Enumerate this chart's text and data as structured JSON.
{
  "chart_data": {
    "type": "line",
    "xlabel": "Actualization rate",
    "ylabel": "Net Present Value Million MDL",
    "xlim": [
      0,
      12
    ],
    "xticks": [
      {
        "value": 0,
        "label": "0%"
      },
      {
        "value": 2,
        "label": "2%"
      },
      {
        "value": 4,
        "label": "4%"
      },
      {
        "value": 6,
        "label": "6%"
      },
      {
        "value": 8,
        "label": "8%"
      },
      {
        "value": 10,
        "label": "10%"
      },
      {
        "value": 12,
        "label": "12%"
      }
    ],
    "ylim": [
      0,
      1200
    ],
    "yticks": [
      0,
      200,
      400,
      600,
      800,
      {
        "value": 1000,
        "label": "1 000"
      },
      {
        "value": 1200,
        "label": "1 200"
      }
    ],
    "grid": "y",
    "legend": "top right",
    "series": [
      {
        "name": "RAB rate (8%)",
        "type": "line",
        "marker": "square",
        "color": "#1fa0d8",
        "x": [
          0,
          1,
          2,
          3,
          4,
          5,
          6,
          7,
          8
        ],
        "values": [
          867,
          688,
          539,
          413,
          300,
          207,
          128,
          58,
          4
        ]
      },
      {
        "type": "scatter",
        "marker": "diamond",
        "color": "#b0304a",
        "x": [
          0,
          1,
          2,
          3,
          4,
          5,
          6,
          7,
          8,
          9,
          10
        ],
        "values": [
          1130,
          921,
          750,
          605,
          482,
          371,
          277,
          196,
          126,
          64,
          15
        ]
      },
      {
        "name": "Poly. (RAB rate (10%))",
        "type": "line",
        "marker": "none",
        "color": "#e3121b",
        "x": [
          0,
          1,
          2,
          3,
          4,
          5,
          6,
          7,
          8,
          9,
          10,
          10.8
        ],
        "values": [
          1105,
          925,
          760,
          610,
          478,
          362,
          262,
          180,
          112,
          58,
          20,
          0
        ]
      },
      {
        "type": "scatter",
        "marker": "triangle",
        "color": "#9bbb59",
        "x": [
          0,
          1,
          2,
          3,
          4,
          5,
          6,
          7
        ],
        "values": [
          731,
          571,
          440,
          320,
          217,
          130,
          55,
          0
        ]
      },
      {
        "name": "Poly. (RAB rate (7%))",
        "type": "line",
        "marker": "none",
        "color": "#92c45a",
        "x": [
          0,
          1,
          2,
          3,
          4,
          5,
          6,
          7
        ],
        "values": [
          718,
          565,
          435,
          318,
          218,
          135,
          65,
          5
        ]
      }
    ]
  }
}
━━━━━━━━━━━━━━━━━━━━━━━━━━━━━━
* _Instructions to follow_
Gather every line containing the word "name" and copy it.

* _Result for this exercise_
        "name": "RAB rate (8%)",
        "name": "Poly. (RAB rate (10%))",
        "name": "Poly. (RAB rate (7%))",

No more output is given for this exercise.